What to produce. Output the data word for word, dropping every image.

━━ Records shown ━━

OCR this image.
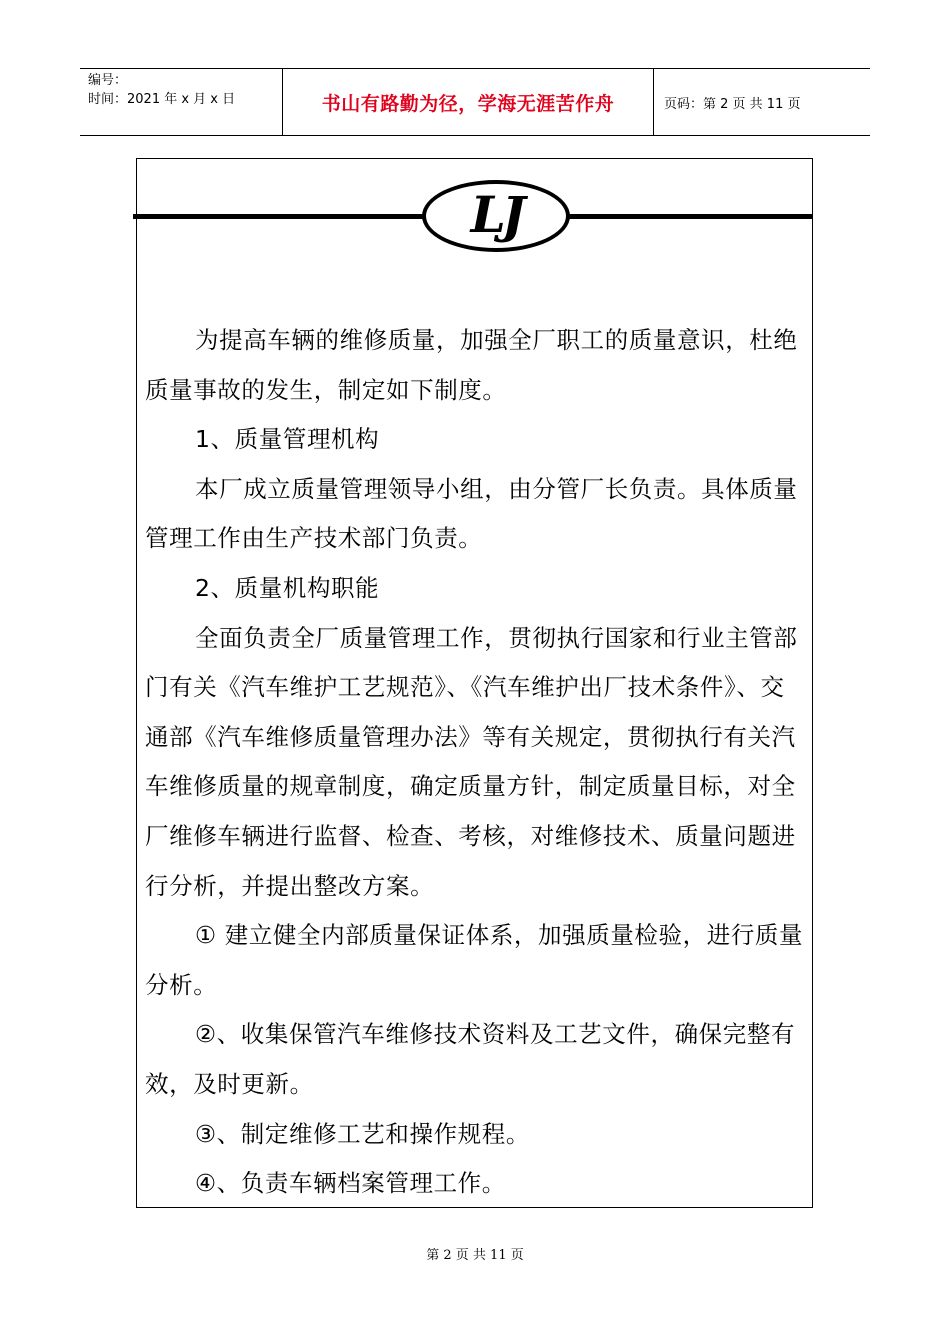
编号：
时间：2021 年 x 月 x 日	书山有路勤为径，学海无涯苦作舟	页码：第 2 页 共 11 页
LJ

为提高车辆的维修质量，加强全厂职工的质量意识，杜绝质量事故的发生，制定如下制度。

1、质量管理机构

本厂成立质量管理领导小组，由分管厂长负责。具体质量管理工作由生产技术部门负责。

2、质量机构职能

全面负责全厂质量管理工作，贯彻执行国家和行业主管部门有关《汽车维护工艺规范》、《汽车维护出厂技术条件》、交通部《汽车维修质量管理办法》等有关规定，贯彻执行有关汽车维修质量的规章制度，确定质量方针，制定质量目标，对全厂维修车辆进行监督、检查、考核，对维修技术、质量问题进行分析，并提出整改方案。

① 建立健全内部质量保证体系，加强质量检验，进行质量分析。

②、收集保管汽车维修技术资料及工艺文件，确保完整有效，及时更新。

③、制定维修工艺和操作规程。

④、负责车辆档案管理工作。

第 2 页 共 11 页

━━━

Full output.
OCR this image.
编号：
时间：2021 年 x 月 x 日	书山有路勤为径，学海无涯苦作舟	页码：第 2 页 共 11 页
LJ

为提高车辆的维修质量，加强全厂职工的质量意识，杜绝质量事故的发生，制定如下制度。

1、质量管理机构

本厂成立质量管理领导小组，由分管厂长负责。具体质量管理工作由生产技术部门负责。

2、质量机构职能

全面负责全厂质量管理工作，贯彻执行国家和行业主管部门有关《汽车维护工艺规范》、《汽车维护出厂技术条件》、交通部《汽车维修质量管理办法》等有关规定，贯彻执行有关汽车维修质量的规章制度，确定质量方针，制定质量目标，对全厂维修车辆进行监督、检查、考核，对维修技术、质量问题进行分析，并提出整改方案。

① 建立健全内部质量保证体系，加强质量检验，进行质量分析。

②、收集保管汽车维修技术资料及工艺文件，确保完整有效，及时更新。

③、制定维修工艺和操作规程。

④、负责车辆档案管理工作。

第 2 页 共 11 页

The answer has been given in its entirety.